**PROBLEM:** Pick out each line containing the string "select" and copy it.

**DATA SHOWN:**

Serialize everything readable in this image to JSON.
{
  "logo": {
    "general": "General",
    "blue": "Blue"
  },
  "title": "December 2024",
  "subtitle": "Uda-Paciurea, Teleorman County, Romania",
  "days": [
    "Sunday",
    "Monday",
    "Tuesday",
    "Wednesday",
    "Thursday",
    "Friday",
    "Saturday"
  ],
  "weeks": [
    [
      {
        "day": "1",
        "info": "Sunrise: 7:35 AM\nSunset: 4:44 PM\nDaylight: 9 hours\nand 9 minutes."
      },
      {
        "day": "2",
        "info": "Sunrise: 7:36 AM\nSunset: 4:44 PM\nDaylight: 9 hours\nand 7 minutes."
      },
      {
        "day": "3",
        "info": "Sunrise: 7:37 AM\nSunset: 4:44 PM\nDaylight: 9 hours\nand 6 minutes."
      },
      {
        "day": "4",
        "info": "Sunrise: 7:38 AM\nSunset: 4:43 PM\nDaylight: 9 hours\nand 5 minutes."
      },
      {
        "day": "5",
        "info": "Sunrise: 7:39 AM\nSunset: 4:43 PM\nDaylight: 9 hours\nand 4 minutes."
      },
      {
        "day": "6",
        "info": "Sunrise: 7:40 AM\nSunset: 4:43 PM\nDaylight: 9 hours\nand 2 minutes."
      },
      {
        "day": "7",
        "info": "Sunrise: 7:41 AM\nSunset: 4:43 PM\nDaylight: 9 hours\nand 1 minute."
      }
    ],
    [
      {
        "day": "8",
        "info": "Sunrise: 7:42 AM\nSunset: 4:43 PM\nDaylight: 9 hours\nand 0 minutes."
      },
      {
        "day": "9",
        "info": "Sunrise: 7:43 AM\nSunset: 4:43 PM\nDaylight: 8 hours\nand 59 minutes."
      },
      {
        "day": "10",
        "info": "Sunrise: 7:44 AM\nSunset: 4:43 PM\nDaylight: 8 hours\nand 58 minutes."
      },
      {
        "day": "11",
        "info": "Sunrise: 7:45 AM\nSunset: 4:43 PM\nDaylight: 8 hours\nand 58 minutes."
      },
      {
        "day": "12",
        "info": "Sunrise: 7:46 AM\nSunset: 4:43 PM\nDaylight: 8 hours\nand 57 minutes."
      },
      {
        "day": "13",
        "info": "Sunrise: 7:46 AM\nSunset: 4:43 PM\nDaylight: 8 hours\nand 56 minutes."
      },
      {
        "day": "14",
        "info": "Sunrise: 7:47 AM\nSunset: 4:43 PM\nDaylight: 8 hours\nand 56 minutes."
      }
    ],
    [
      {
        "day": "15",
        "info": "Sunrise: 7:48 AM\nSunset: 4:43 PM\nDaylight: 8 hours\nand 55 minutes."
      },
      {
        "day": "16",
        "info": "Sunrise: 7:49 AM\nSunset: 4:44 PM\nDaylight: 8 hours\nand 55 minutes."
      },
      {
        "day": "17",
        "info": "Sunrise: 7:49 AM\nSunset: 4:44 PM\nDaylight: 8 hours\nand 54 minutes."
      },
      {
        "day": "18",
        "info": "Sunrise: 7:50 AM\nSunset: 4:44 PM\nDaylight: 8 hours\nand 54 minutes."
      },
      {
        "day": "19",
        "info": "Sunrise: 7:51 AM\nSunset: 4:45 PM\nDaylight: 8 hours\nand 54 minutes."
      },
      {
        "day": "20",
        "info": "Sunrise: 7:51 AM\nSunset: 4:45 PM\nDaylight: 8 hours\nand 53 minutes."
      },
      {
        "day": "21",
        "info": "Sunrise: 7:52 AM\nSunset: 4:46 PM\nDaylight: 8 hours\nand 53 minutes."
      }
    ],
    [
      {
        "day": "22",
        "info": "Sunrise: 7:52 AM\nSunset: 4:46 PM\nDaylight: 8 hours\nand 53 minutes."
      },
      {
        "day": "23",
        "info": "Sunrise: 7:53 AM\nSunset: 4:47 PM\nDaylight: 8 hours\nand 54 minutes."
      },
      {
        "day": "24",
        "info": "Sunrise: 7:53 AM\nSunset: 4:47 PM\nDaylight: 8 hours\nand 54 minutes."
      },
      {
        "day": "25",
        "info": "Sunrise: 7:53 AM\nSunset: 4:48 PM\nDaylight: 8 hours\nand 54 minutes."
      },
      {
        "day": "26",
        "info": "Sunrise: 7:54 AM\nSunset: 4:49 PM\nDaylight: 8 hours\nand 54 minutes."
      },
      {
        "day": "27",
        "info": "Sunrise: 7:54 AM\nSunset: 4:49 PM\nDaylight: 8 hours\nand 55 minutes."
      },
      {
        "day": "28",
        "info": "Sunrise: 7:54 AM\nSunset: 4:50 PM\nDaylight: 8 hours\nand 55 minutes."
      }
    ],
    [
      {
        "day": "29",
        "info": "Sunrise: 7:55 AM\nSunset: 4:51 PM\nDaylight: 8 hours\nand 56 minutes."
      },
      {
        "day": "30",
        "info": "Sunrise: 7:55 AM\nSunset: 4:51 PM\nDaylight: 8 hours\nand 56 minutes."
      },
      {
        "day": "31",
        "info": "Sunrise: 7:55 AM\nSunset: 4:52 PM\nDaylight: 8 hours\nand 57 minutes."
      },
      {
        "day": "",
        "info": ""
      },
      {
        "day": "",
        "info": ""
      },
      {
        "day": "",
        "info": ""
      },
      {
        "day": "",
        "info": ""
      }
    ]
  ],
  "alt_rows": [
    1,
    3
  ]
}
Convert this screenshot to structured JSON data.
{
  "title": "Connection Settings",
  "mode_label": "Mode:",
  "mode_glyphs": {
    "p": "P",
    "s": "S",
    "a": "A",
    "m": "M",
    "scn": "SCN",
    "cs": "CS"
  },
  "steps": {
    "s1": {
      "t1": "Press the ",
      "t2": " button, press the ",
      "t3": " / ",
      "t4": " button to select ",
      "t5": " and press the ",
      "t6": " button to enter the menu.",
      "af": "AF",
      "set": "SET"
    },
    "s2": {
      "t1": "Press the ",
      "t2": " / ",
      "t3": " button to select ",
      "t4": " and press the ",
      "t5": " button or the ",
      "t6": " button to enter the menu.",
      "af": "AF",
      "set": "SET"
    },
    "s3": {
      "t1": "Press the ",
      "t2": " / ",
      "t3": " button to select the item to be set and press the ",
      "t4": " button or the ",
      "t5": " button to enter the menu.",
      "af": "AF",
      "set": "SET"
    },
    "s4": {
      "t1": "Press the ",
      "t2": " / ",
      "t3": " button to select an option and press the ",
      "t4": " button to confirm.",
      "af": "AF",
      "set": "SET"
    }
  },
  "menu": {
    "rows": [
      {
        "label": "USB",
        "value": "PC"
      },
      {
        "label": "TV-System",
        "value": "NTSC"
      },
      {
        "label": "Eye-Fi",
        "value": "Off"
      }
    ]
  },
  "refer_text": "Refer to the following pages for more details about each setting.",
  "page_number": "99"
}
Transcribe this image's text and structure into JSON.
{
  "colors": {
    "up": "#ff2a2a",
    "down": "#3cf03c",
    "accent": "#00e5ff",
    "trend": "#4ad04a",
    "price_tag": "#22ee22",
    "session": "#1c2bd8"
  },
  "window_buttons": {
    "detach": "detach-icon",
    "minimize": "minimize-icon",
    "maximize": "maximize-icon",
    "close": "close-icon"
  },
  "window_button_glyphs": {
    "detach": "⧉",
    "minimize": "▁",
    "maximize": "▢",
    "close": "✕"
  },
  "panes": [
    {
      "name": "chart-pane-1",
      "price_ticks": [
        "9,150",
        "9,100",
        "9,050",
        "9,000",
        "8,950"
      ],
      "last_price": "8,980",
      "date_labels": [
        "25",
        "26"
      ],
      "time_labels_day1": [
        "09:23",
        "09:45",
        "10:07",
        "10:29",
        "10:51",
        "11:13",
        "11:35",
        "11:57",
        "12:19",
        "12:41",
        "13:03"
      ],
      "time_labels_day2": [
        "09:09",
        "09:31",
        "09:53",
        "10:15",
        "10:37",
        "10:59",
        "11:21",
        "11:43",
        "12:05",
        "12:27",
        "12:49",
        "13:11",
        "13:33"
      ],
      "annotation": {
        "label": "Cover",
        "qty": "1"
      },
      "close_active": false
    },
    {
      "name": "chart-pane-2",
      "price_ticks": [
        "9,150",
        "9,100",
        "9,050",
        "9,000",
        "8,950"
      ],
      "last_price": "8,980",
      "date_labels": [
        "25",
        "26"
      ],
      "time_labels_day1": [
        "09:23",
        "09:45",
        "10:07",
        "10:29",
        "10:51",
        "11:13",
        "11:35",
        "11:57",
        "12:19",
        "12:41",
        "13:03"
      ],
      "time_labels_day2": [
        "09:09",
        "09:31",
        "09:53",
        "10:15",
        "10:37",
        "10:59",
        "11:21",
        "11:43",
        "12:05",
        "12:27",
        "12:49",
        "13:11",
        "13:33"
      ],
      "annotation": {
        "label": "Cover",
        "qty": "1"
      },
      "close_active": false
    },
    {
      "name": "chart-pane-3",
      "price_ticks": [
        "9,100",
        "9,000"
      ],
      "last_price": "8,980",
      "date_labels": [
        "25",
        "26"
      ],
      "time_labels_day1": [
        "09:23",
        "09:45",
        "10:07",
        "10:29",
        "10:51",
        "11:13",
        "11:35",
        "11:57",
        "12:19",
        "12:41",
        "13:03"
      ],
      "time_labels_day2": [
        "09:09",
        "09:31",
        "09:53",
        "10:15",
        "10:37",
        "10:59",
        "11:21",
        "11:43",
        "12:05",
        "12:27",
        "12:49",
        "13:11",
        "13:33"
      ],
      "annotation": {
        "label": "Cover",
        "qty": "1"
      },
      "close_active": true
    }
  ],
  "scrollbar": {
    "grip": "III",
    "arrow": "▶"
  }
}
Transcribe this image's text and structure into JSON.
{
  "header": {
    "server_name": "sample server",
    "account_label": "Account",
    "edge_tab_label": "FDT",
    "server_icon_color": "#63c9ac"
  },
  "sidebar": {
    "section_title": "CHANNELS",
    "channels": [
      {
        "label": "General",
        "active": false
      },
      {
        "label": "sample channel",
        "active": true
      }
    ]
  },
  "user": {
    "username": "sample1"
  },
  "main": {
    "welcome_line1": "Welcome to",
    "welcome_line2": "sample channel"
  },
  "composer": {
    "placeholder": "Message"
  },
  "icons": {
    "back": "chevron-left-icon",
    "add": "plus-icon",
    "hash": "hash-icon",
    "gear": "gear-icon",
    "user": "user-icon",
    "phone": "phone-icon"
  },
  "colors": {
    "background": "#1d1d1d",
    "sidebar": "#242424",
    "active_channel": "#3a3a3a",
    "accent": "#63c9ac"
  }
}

**SOLUTION FOR THIS PROBLEM:**
      "t4": " button to select ",
      "t3": " button to select ",
      "t3": " button to select the item to be set and press the ",
      "t3": " button to select an option and press the ",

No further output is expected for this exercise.